(Chart and figure data)
● ● ● ● ● ● ●
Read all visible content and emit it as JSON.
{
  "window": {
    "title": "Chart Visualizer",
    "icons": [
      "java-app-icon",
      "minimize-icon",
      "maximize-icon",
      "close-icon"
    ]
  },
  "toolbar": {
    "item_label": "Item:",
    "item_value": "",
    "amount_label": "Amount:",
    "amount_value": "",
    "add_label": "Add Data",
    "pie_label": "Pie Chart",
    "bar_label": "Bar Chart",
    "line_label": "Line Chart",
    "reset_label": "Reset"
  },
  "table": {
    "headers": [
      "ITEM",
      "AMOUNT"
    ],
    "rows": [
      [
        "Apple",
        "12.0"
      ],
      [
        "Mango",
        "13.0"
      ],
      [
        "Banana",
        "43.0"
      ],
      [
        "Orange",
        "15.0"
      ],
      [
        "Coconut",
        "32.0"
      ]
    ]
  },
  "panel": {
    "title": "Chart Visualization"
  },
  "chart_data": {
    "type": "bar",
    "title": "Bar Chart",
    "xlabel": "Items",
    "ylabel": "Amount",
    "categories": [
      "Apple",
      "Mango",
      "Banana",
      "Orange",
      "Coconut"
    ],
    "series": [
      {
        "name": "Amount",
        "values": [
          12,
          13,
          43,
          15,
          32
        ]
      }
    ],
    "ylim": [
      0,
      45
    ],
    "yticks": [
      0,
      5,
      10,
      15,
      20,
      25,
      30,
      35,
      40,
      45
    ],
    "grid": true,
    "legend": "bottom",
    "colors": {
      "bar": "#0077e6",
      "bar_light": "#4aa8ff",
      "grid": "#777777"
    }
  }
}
● ● ● ● ● ● ●
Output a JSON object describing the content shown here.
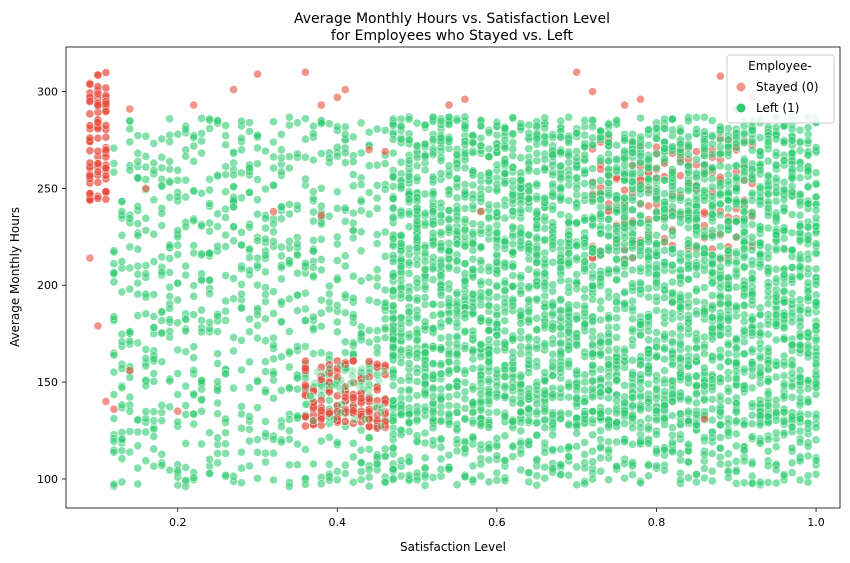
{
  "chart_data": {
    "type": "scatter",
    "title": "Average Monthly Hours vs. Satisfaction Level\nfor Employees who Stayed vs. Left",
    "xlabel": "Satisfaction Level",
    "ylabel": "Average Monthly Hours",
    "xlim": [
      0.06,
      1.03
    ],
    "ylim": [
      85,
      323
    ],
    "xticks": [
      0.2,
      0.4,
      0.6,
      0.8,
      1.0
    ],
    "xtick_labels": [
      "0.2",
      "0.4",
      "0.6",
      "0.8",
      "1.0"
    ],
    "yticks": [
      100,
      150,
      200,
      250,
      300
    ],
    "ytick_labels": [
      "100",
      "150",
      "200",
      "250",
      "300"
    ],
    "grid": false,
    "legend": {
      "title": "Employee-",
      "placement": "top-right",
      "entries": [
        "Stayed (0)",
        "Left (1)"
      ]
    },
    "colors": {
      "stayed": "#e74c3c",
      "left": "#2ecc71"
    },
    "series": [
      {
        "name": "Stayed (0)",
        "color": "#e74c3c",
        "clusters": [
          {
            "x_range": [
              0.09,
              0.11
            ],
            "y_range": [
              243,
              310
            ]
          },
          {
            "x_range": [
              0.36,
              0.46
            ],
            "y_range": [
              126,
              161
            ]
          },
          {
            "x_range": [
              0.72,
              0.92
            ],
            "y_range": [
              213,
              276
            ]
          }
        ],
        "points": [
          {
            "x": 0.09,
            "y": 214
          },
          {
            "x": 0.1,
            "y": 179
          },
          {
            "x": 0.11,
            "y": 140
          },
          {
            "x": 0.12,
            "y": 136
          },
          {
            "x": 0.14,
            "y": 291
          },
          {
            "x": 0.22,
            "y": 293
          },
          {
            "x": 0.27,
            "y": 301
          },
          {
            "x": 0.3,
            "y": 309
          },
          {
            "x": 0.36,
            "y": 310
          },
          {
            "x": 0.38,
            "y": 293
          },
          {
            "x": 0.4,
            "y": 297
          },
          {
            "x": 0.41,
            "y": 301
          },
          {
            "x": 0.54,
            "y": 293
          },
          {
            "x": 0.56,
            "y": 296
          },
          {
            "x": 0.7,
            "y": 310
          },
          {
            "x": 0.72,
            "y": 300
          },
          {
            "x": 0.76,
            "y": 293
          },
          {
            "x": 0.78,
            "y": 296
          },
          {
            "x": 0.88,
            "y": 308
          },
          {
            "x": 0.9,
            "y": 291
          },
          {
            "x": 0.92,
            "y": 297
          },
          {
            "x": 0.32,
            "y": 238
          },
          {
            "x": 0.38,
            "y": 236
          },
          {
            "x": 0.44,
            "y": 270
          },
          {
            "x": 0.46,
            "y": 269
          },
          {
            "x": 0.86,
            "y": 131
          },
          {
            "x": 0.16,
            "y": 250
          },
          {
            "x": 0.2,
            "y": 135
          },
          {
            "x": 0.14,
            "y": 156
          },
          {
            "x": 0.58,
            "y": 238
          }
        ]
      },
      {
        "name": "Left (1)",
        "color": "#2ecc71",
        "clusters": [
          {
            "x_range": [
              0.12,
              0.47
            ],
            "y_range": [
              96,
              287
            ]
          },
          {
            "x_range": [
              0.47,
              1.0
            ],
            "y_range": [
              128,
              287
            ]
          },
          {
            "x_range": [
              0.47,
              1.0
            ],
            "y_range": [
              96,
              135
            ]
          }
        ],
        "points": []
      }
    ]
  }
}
● ● ● ● ● ● ●
### Stated problem
Count the lines in the records above that contain the word "Hours", and reply with only that number.

### Written solution
2